**TASK INPUT:**
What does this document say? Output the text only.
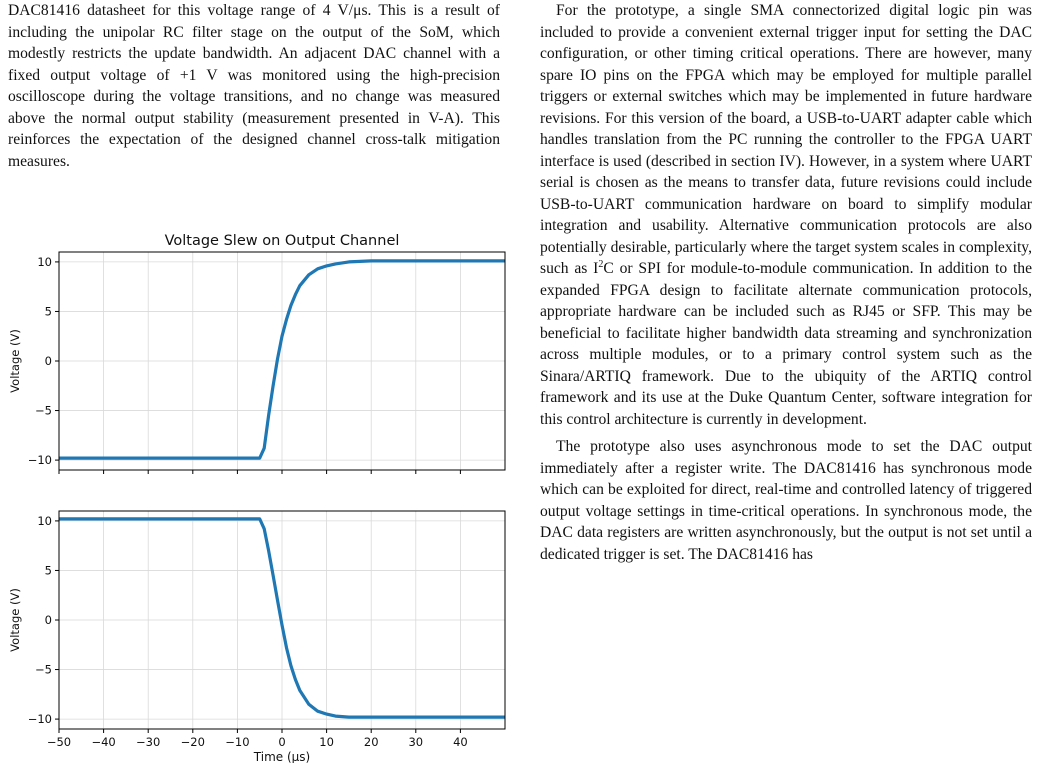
DAC81416 datasheet for this voltage range of 4 V/μs. This is a result of including the unipolar RC filter stage on the output of the SoM, which modestly restricts the update bandwidth. An adjacent DAC channel with a fixed output voltage of +1 V was monitored using the high-precision oscilloscope during the voltage transitions, and no change was measured above the normal output stability (measurement presented in V-A). This reinforces the expectation of the designed channel cross-talk mitigation measures.

Voltage Slew on Output Channel
−10
−5
0
5
10
Voltage (V)
−10
−5
0
5
10
Voltage (V)
−50 −40 −30 −20 −10	0	10	20	30	40
Time (μs)

For the prototype, a single SMA connectorized digital logic pin was included to provide a convenient external trigger input for setting the DAC configuration, or other timing critical operations. There are however, many spare IO pins on the FPGA which may be employed for multiple parallel triggers or external switches which may be implemented in future hardware revisions. For this version of the board, a USB-to-UART adapter cable which handles translation from the PC running the controller to the FPGA UART interface is used (described in section IV). However, in a system where UART serial is chosen as the means to transfer data, future revisions could include USB-to-UART communication hardware on board to simplify modular integration and usability. Alternative communication protocols are also potentially desirable, particularly where the target system scales in complexity, such as $I^2C$ or SPI for module-to-module communication. In addition to the expanded FPGA design to facilitate alternate communication protocols, appropriate hardware can be included such as RJ45 or SFP. This may be beneficial to facilitate higher bandwidth data streaming and synchronization across multiple modules, or to a primary control system such as the Sinara/ARTIQ framework. Due to the ubiquity of the ARTIQ control framework and its use at the Duke Quantum Center, software integration for this control architecture is currently in development.

The prototype also uses asynchronous mode to set the DAC output immediately after a register write. The DAC81416 has synchronous mode which can be exploited for direct, real-time and controlled latency of triggered output voltage settings in time-critical operations. In synchronous mode, the DAC data registers are written asynchronously, but the output is not set until a dedicated trigger is set. The DAC81416 has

**PROBLEM REQUIREMENTS:**
Transcribe all the data word for word; the images stay out.

**ANSWER BELOW:**
What does this document say? Output the text only.
DAC81416 datasheet for this voltage range of 4 V/μs. This is a result of including the unipolar RC filter stage on the output of the SoM, which modestly restricts the update bandwidth. An adjacent DAC channel with a fixed output voltage of +1 V was monitored using the high-precision oscilloscope during the voltage transitions, and no change was measured above the normal output stability (measurement presented in V-A). This reinforces the expectation of the designed channel cross-talk mitigation measures.

Voltage Slew on Output Channel
−10
−5
0
5
10
Voltage (V)
−10
−5
0
5
10
Voltage (V)
−50 −40 −30 −20 −10	0	10	20	30	40
Time (μs)

For the prototype, a single SMA connectorized digital logic pin was included to provide a convenient external trigger input for setting the DAC configuration, or other timing critical operations. There are however, many spare IO pins on the FPGA which may be employed for multiple parallel triggers or external switches which may be implemented in future hardware revisions. For this version of the board, a USB-to-UART adapter cable which handles translation from the PC running the controller to the FPGA UART interface is used (described in section IV). However, in a system where UART serial is chosen as the means to transfer data, future revisions could include USB-to-UART communication hardware on board to simplify modular integration and usability. Alternative communication protocols are also potentially desirable, particularly where the target system scales in complexity, such as $I^2C$ or SPI for module-to-module communication. In addition to the expanded FPGA design to facilitate alternate communication protocols, appropriate hardware can be included such as RJ45 or SFP. This may be beneficial to facilitate higher bandwidth data streaming and synchronization across multiple modules, or to a primary control system such as the Sinara/ARTIQ framework. Due to the ubiquity of the ARTIQ control framework and its use at the Duke Quantum Center, software integration for this control architecture is currently in development.

The prototype also uses asynchronous mode to set the DAC output immediately after a register write. The DAC81416 has synchronous mode which can be exploited for direct, real-time and controlled latency of triggered output voltage settings in time-critical operations. In synchronous mode, the DAC data registers are written asynchronously, but the output is not set until a dedicated trigger is set. The DAC81416 has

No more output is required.